━━ Data
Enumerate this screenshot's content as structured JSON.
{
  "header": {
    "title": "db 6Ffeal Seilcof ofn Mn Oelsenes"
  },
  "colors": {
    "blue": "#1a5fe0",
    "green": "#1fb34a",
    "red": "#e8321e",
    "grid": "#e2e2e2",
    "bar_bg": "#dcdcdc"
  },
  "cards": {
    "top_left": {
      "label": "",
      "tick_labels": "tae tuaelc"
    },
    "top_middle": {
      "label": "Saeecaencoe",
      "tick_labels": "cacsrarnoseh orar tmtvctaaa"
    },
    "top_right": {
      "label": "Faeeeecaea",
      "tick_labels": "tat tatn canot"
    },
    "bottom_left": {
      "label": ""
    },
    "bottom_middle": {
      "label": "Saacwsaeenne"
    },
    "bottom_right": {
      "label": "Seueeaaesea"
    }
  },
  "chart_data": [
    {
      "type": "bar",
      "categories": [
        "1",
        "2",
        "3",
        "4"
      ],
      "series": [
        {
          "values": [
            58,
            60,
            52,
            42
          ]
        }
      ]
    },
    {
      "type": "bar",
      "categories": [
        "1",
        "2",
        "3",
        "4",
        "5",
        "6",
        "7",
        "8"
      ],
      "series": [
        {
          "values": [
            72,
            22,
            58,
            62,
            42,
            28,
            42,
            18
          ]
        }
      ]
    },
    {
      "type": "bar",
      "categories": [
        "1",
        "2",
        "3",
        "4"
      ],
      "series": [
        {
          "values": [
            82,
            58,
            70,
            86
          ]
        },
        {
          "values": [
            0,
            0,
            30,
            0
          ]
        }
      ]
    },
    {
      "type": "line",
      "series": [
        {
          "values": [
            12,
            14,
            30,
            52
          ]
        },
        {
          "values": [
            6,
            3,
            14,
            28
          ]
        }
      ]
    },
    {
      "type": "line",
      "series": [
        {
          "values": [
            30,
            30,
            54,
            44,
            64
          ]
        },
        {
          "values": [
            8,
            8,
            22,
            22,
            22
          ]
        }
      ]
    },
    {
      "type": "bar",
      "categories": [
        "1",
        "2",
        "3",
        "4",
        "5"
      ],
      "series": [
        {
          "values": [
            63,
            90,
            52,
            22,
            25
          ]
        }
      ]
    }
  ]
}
━━━━
- Work instructions:
What do the records say? Quote them all exactly.

- The output:
Enumerate this screenshot's content as structured JSON.
{
  "header": {
    "title": "db 6Ffeal Seilcof ofn Mn Oelsenes"
  },
  "colors": {
    "blue": "#1a5fe0",
    "green": "#1fb34a",
    "red": "#e8321e",
    "grid": "#e2e2e2",
    "bar_bg": "#dcdcdc"
  },
  "cards": {
    "top_left": {
      "label": "",
      "tick_labels": "tae tuaelc"
    },
    "top_middle": {
      "label": "Saeecaencoe",
      "tick_labels": "cacsrarnoseh orar tmtvctaaa"
    },
    "top_right": {
      "label": "Faeeeecaea",
      "tick_labels": "tat tatn canot"
    },
    "bottom_left": {
      "label": ""
    },
    "bottom_middle": {
      "label": "Saacwsaeenne"
    },
    "bottom_right": {
      "label": "Seueeaaesea"
    }
  },
  "chart_data": [
    {
      "type": "bar",
      "categories": [
        "1",
        "2",
        "3",
        "4"
      ],
      "series": [
        {
          "values": [
            58,
            60,
            52,
            42
          ]
        }
      ]
    },
    {
      "type": "bar",
      "categories": [
        "1",
        "2",
        "3",
        "4",
        "5",
        "6",
        "7",
        "8"
      ],
      "series": [
        {
          "values": [
            72,
            22,
            58,
            62,
            42,
            28,
            42,
            18
          ]
        }
      ]
    },
    {
      "type": "bar",
      "categories": [
        "1",
        "2",
        "3",
        "4"
      ],
      "series": [
        {
          "values": [
            82,
            58,
            70,
            86
          ]
        },
        {
          "values": [
            0,
            0,
            30,
            0
          ]
        }
      ]
    },
    {
      "type": "line",
      "series": [
        {
          "values": [
            12,
            14,
            30,
            52
          ]
        },
        {
          "values": [
            6,
            3,
            14,
            28
          ]
        }
      ]
    },
    {
      "type": "line",
      "series": [
        {
          "values": [
            30,
            30,
            54,
            44,
            64
          ]
        },
        {
          "values": [
            8,
            8,
            22,
            22,
            22
          ]
        }
      ]
    },
    {
      "type": "bar",
      "categories": [
        "1",
        "2",
        "3",
        "4",
        "5"
      ],
      "series": [
        {
          "values": [
            63,
            90,
            52,
            22,
            25
          ]
        }
      ]
    }
  ]
}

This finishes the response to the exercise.